Problem details:
Please print each record that follows precisely as it appears.
BEGIN Dataset entries
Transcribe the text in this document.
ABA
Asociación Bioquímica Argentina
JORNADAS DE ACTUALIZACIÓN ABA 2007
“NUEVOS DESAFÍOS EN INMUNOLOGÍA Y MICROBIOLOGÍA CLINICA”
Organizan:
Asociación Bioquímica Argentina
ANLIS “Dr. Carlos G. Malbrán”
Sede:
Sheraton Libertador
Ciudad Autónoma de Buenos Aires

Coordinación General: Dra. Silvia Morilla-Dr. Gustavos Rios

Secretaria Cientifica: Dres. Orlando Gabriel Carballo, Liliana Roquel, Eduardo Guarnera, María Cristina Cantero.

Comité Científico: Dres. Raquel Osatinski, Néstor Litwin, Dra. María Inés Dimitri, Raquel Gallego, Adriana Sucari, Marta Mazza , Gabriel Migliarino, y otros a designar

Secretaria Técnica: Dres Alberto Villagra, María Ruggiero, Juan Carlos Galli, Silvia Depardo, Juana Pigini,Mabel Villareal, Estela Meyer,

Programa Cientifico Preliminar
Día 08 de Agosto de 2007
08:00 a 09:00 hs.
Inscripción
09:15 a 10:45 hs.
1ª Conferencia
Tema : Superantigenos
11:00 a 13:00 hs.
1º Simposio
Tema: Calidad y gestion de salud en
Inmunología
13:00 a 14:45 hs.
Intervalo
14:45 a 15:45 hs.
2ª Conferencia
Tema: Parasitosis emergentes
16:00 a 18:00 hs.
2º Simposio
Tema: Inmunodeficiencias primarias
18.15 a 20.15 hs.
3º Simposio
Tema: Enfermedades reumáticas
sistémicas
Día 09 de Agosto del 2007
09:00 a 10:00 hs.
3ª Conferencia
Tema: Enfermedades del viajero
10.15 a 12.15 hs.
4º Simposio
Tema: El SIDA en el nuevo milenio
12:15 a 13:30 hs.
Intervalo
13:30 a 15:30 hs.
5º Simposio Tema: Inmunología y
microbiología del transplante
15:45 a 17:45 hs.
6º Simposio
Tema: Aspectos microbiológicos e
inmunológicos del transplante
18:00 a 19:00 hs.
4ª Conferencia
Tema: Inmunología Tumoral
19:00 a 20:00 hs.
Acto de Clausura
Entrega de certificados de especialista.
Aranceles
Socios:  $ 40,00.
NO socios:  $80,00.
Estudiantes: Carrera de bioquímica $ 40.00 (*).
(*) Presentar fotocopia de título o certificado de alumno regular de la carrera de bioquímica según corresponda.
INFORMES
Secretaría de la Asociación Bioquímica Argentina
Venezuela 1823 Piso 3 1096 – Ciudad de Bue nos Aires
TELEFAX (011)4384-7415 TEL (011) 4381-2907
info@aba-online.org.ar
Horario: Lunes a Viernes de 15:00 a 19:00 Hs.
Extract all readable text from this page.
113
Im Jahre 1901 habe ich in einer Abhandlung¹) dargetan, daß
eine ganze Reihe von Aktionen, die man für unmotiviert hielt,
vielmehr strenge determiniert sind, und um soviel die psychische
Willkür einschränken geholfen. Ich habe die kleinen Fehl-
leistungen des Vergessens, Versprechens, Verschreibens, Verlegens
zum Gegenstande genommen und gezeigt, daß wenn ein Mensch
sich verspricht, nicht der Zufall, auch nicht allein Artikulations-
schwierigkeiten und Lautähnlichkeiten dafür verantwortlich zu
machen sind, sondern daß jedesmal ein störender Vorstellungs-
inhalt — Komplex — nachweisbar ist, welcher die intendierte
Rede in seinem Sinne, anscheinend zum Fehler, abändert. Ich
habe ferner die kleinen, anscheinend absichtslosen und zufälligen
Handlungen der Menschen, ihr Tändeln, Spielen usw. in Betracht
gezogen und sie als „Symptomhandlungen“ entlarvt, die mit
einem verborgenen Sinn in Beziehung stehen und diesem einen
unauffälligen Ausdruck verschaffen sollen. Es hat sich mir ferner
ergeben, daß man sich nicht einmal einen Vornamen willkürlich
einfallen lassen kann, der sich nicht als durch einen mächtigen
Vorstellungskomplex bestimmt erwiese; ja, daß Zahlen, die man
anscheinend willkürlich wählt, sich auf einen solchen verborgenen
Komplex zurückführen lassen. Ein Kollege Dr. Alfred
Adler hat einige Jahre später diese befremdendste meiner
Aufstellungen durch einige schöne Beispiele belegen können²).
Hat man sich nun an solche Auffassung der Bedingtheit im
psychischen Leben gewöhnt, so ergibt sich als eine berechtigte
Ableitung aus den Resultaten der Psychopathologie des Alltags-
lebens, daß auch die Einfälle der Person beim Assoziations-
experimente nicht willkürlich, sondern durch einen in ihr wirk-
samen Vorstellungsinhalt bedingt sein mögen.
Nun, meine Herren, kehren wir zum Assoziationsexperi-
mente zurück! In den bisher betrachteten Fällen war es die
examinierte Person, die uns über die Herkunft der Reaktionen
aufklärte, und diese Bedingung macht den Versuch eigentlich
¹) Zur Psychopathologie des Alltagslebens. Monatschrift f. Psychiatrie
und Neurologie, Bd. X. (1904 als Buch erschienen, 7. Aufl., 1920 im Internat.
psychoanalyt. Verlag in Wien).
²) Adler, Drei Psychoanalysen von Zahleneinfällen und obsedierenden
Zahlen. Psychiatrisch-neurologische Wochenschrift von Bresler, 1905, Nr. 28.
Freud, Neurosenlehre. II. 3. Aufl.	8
END Dataset entries
Exercise solution:
Transcribe the text in this document.
ABA
Asociación Bioquímica Argentina
JORNADAS DE ACTUALIZACIÓN ABA 2007
“NUEVOS DESAFÍOS EN INMUNOLOGÍA Y MICROBIOLOGÍA CLINICA”
Organizan:
Asociación Bioquímica Argentina
ANLIS “Dr. Carlos G. Malbrán”
Sede:
Sheraton Libertador
Ciudad Autónoma de Buenos Aires

Coordinación General: Dra. Silvia Morilla-Dr. Gustavos Rios

Secretaria Cientifica: Dres. Orlando Gabriel Carballo, Liliana Roquel, Eduardo Guarnera, María Cristina Cantero.

Comité Científico: Dres. Raquel Osatinski, Néstor Litwin, Dra. María Inés Dimitri, Raquel Gallego, Adriana Sucari, Marta Mazza , Gabriel Migliarino, y otros a designar

Secretaria Técnica: Dres Alberto Villagra, María Ruggiero, Juan Carlos Galli, Silvia Depardo, Juana Pigini,Mabel Villareal, Estela Meyer,

Programa Cientifico Preliminar
Día 08 de Agosto de 2007
08:00 a 09:00 hs.
Inscripción
09:15 a 10:45 hs.
1ª Conferencia
Tema : Superantigenos
11:00 a 13:00 hs.
1º Simposio
Tema: Calidad y gestion de salud en
Inmunología
13:00 a 14:45 hs.
Intervalo
14:45 a 15:45 hs.
2ª Conferencia
Tema: Parasitosis emergentes
16:00 a 18:00 hs.
2º Simposio
Tema: Inmunodeficiencias primarias
18.15 a 20.15 hs.
3º Simposio
Tema: Enfermedades reumáticas
sistémicas
Día 09 de Agosto del 2007
09:00 a 10:00 hs.
3ª Conferencia
Tema: Enfermedades del viajero
10.15 a 12.15 hs.
4º Simposio
Tema: El SIDA en el nuevo milenio
12:15 a 13:30 hs.
Intervalo
13:30 a 15:30 hs.
5º Simposio Tema: Inmunología y
microbiología del transplante
15:45 a 17:45 hs.
6º Simposio
Tema: Aspectos microbiológicos e
inmunológicos del transplante
18:00 a 19:00 hs.
4ª Conferencia
Tema: Inmunología Tumoral
19:00 a 20:00 hs.
Acto de Clausura
Entrega de certificados de especialista.
Aranceles
Socios:  $ 40,00.
NO socios:  $80,00.
Estudiantes: Carrera de bioquímica $ 40.00 (*).
(*) Presentar fotocopia de título o certificado de alumno regular de la carrera de bioquímica según corresponda.
INFORMES
Secretaría de la Asociación Bioquímica Argentina
Venezuela 1823 Piso 3 1096 – Ciudad de Bue nos Aires
TELEFAX (011)4384-7415 TEL (011) 4381-2907
info@aba-online.org.ar
Horario: Lunes a Viernes de 15:00 a 19:00 Hs.
Extract all readable text from this page.
113
Im Jahre 1901 habe ich in einer Abhandlung¹) dargetan, daß
eine ganze Reihe von Aktionen, die man für unmotiviert hielt,
vielmehr strenge determiniert sind, und um soviel die psychische
Willkür einschränken geholfen. Ich habe die kleinen Fehl-
leistungen des Vergessens, Versprechens, Verschreibens, Verlegens
zum Gegenstande genommen und gezeigt, daß wenn ein Mensch
sich verspricht, nicht der Zufall, auch nicht allein Artikulations-
schwierigkeiten und Lautähnlichkeiten dafür verantwortlich zu
machen sind, sondern daß jedesmal ein störender Vorstellungs-
inhalt — Komplex — nachweisbar ist, welcher die intendierte
Rede in seinem Sinne, anscheinend zum Fehler, abändert. Ich
habe ferner die kleinen, anscheinend absichtslosen und zufälligen
Handlungen der Menschen, ihr Tändeln, Spielen usw. in Betracht
gezogen und sie als „Symptomhandlungen“ entlarvt, die mit
einem verborgenen Sinn in Beziehung stehen und diesem einen
unauffälligen Ausdruck verschaffen sollen. Es hat sich mir ferner
ergeben, daß man sich nicht einmal einen Vornamen willkürlich
einfallen lassen kann, der sich nicht als durch einen mächtigen
Vorstellungskomplex bestimmt erwiese; ja, daß Zahlen, die man
anscheinend willkürlich wählt, sich auf einen solchen verborgenen
Komplex zurückführen lassen. Ein Kollege Dr. Alfred
Adler hat einige Jahre später diese befremdendste meiner
Aufstellungen durch einige schöne Beispiele belegen können²).
Hat man sich nun an solche Auffassung der Bedingtheit im
psychischen Leben gewöhnt, so ergibt sich als eine berechtigte
Ableitung aus den Resultaten der Psychopathologie des Alltags-
lebens, daß auch die Einfälle der Person beim Assoziations-
experimente nicht willkürlich, sondern durch einen in ihr wirk-
samen Vorstellungsinhalt bedingt sein mögen.
Nun, meine Herren, kehren wir zum Assoziationsexperi-
mente zurück! In den bisher betrachteten Fällen war es die
examinierte Person, die uns über die Herkunft der Reaktionen
aufklärte, und diese Bedingung macht den Versuch eigentlich
¹) Zur Psychopathologie des Alltagslebens. Monatschrift f. Psychiatrie
und Neurologie, Bd. X. (1904 als Buch erschienen, 7. Aufl., 1920 im Internat.
psychoanalyt. Verlag in Wien).
²) Adler, Drei Psychoanalysen von Zahleneinfällen und obsedierenden
Zahlen. Psychiatrisch-neurologische Wochenschrift von Bresler, 1905, Nr. 28.
Freud, Neurosenlehre. II. 3. Aufl.	8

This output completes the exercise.